#### EXERCISE INPUT ####
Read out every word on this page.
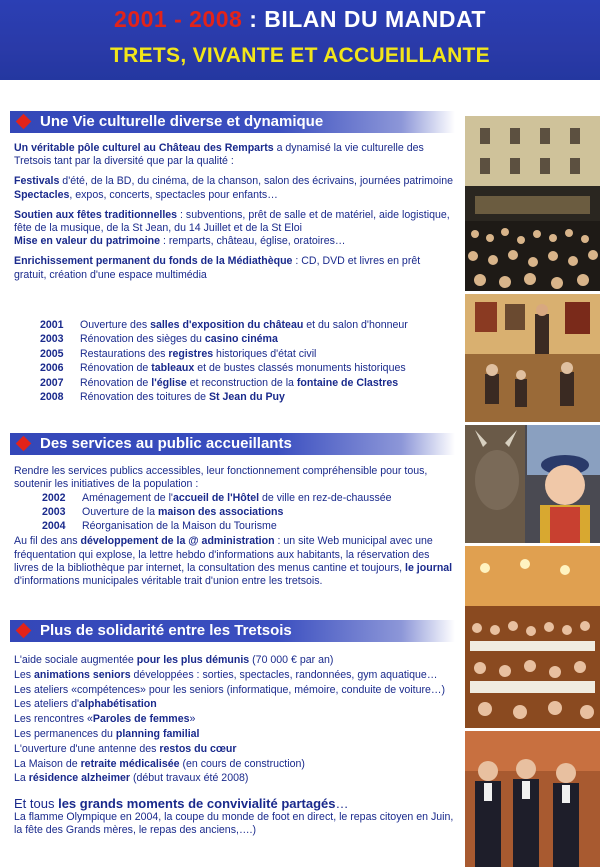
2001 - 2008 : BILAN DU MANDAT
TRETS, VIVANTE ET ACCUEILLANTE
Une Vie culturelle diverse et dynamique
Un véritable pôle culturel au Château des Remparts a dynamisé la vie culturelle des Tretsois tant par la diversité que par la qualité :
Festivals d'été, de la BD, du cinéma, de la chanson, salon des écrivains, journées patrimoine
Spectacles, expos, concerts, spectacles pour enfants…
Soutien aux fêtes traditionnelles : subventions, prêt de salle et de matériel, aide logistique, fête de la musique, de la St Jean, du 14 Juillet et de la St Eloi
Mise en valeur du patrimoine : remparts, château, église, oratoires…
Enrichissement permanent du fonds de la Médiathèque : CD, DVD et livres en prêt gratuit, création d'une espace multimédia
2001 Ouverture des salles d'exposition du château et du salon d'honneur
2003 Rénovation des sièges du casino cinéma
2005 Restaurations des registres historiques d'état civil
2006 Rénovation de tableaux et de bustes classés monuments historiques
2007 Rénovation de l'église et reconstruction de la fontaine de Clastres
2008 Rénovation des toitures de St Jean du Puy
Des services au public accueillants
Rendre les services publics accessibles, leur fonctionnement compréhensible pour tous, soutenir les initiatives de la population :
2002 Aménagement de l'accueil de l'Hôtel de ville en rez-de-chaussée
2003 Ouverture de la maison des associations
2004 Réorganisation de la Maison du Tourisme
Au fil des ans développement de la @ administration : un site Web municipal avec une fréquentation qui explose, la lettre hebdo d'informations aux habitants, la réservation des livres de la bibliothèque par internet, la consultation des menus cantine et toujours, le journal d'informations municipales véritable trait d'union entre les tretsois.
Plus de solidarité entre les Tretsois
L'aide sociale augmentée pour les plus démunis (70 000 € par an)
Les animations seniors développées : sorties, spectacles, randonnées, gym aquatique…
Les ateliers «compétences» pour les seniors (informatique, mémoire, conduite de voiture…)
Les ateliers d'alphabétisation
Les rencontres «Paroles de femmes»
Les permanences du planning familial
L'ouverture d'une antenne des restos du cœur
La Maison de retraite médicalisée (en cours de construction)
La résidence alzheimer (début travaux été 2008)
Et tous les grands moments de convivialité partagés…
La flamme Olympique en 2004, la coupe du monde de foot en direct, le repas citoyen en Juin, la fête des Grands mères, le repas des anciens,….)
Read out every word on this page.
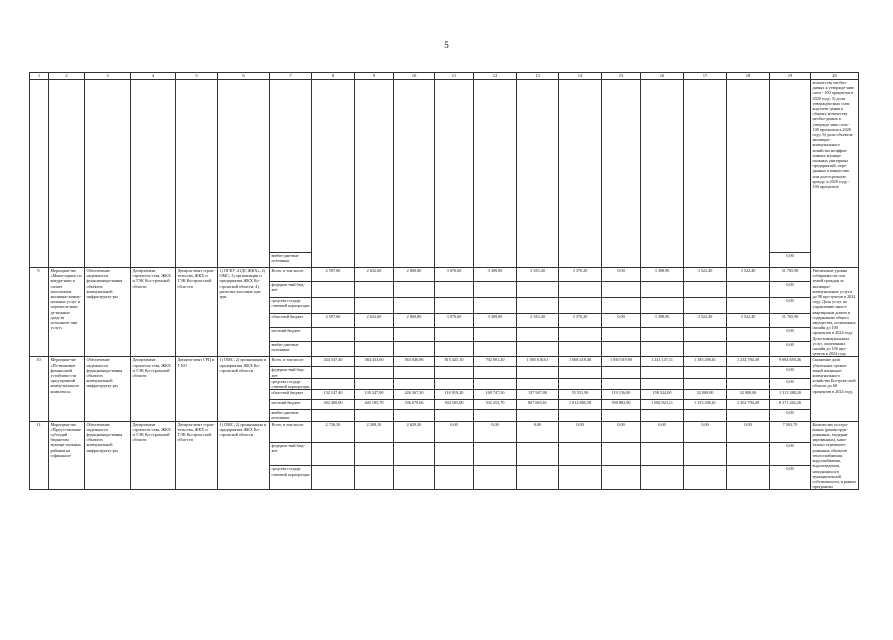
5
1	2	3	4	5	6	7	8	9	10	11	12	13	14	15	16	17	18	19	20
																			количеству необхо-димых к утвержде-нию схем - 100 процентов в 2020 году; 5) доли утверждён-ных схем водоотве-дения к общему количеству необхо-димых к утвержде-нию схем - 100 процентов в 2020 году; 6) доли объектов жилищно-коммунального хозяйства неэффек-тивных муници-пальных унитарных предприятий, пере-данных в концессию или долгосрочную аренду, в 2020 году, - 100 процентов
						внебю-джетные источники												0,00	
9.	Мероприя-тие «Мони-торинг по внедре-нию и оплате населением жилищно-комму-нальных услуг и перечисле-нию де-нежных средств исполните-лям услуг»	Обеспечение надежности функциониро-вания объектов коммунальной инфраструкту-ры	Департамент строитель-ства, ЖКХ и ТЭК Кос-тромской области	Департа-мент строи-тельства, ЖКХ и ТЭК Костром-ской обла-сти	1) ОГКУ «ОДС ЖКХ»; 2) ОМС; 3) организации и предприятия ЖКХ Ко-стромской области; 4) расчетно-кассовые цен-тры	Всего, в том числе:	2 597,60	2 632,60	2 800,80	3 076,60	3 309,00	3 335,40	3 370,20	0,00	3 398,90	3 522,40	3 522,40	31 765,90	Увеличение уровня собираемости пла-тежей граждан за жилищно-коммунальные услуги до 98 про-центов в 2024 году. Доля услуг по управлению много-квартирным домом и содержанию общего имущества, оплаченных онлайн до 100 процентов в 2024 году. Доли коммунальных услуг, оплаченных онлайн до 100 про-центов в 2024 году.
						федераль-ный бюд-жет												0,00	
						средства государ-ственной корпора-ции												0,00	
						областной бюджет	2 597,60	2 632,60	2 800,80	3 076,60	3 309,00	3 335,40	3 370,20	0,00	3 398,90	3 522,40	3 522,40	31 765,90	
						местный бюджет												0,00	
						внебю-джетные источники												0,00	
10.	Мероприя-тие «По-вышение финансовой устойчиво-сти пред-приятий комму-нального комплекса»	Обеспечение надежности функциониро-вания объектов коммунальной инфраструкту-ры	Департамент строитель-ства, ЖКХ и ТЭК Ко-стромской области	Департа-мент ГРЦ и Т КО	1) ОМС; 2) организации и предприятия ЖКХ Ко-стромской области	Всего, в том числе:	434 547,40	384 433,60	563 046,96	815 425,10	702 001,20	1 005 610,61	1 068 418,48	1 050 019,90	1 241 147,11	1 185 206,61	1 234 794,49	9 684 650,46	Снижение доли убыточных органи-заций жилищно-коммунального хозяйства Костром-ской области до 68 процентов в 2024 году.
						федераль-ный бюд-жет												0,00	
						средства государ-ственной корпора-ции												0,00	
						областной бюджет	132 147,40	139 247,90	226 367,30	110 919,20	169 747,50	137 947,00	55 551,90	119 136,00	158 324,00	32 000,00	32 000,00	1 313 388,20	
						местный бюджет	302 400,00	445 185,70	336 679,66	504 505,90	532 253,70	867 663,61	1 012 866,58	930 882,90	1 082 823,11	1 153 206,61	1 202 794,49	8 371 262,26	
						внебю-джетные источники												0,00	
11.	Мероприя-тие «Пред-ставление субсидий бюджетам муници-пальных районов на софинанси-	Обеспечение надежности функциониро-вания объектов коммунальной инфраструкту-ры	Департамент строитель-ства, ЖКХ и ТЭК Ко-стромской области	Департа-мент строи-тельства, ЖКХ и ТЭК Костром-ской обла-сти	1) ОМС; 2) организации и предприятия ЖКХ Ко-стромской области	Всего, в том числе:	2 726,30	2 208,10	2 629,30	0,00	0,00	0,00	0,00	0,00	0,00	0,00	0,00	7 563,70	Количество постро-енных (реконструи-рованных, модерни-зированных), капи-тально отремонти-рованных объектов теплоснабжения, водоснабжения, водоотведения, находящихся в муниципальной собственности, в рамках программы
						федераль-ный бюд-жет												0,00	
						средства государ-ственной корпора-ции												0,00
####
#### EXERCISE INPUT ####
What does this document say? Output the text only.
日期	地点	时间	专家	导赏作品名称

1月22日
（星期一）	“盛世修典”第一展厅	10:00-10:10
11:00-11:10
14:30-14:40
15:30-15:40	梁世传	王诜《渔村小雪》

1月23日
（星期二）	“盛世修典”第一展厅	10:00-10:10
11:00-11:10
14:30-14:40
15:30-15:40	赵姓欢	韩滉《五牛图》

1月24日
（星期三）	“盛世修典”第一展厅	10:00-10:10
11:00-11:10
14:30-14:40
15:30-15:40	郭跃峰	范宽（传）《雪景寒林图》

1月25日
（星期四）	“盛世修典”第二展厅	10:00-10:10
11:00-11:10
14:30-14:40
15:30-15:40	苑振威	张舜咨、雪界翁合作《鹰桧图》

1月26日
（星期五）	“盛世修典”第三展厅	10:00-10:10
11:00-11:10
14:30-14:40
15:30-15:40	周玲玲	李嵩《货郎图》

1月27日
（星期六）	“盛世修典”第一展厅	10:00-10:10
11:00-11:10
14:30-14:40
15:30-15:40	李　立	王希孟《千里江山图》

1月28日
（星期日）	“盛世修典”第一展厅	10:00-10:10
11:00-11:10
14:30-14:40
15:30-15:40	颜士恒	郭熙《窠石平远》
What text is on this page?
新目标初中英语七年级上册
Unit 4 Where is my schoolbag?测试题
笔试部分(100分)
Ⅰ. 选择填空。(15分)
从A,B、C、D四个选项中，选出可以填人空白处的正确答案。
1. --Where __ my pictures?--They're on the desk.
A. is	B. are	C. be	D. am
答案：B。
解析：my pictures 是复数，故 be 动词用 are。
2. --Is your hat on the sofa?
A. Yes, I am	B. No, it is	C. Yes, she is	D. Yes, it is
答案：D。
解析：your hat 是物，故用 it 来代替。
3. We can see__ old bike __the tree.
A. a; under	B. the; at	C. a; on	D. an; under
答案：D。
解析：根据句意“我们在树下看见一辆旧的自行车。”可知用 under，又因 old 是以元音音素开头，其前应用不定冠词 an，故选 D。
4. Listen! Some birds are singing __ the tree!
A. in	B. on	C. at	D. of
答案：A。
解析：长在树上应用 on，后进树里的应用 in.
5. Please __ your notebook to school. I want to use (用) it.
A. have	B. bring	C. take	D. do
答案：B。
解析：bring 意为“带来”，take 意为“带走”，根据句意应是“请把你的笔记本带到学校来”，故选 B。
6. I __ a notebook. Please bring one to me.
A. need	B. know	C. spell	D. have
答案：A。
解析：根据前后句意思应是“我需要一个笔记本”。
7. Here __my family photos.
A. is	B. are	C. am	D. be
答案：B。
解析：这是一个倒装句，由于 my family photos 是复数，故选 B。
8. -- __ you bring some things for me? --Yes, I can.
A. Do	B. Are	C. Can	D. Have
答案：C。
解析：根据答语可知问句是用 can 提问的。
####
Gather each line holding the string "text".

What does this document say? Output the text only.
What text is on this page?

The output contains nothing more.